▸ **TASK INSTRUCTIONS**
Select, from the material below, each line with "allows" in it.

** BEGIN MATERIAL **

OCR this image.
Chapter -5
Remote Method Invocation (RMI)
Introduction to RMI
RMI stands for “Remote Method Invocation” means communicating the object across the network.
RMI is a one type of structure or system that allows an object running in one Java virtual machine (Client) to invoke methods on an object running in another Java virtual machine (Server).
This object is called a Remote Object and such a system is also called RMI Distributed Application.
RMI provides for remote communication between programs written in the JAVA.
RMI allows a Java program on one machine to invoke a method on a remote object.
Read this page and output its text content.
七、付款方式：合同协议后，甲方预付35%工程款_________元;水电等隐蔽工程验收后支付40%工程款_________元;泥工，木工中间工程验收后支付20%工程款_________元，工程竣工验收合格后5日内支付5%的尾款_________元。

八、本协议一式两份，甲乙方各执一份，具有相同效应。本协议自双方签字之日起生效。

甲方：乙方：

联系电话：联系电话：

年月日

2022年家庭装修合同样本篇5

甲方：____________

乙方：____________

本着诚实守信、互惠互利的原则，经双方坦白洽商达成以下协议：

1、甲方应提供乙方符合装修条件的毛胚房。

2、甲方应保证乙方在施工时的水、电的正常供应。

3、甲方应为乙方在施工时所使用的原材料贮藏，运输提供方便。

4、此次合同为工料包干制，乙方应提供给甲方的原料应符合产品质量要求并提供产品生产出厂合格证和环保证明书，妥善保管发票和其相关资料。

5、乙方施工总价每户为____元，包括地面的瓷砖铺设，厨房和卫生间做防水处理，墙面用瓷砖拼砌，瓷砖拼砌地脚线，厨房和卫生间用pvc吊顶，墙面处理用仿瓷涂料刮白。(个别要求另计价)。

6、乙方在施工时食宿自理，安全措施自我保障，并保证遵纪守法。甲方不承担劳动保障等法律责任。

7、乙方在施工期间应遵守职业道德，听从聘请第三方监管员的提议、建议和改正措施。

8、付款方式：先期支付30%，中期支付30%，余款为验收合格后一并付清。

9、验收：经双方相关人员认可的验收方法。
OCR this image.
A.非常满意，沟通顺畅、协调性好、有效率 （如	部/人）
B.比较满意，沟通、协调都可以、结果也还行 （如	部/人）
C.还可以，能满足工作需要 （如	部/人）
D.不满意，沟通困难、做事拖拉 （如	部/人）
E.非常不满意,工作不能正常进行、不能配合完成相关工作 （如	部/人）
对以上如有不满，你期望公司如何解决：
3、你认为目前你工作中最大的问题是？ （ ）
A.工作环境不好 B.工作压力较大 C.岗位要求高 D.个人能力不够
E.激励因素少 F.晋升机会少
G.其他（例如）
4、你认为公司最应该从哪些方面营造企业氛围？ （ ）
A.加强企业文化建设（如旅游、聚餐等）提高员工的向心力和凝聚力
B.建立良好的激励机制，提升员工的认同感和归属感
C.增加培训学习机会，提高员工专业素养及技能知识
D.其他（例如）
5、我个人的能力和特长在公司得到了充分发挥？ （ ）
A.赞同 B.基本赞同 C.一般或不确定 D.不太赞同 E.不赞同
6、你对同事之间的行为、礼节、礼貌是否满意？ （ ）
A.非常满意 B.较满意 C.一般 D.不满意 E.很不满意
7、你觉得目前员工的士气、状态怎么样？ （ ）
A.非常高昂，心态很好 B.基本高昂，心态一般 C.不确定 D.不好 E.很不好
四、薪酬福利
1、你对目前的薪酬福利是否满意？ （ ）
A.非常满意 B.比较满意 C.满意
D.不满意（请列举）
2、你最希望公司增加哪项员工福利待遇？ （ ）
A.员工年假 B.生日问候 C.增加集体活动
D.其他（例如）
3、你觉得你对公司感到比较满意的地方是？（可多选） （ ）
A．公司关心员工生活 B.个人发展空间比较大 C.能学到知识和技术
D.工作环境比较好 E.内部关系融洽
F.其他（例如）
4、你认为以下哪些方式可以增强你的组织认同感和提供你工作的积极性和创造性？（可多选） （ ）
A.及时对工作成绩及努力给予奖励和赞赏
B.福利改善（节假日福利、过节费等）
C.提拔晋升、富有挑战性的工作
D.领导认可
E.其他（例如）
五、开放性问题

** END MATERIAL **

▸ **RESULT FOR THIS EXERCISE**
RMI is a one type of structure or system that allows an object running in one Java virtual machine (Client) to invoke methods on an object running in another Java virtual machine (Server).
RMI allows a Java program on one machine to invoke a method on a remote object.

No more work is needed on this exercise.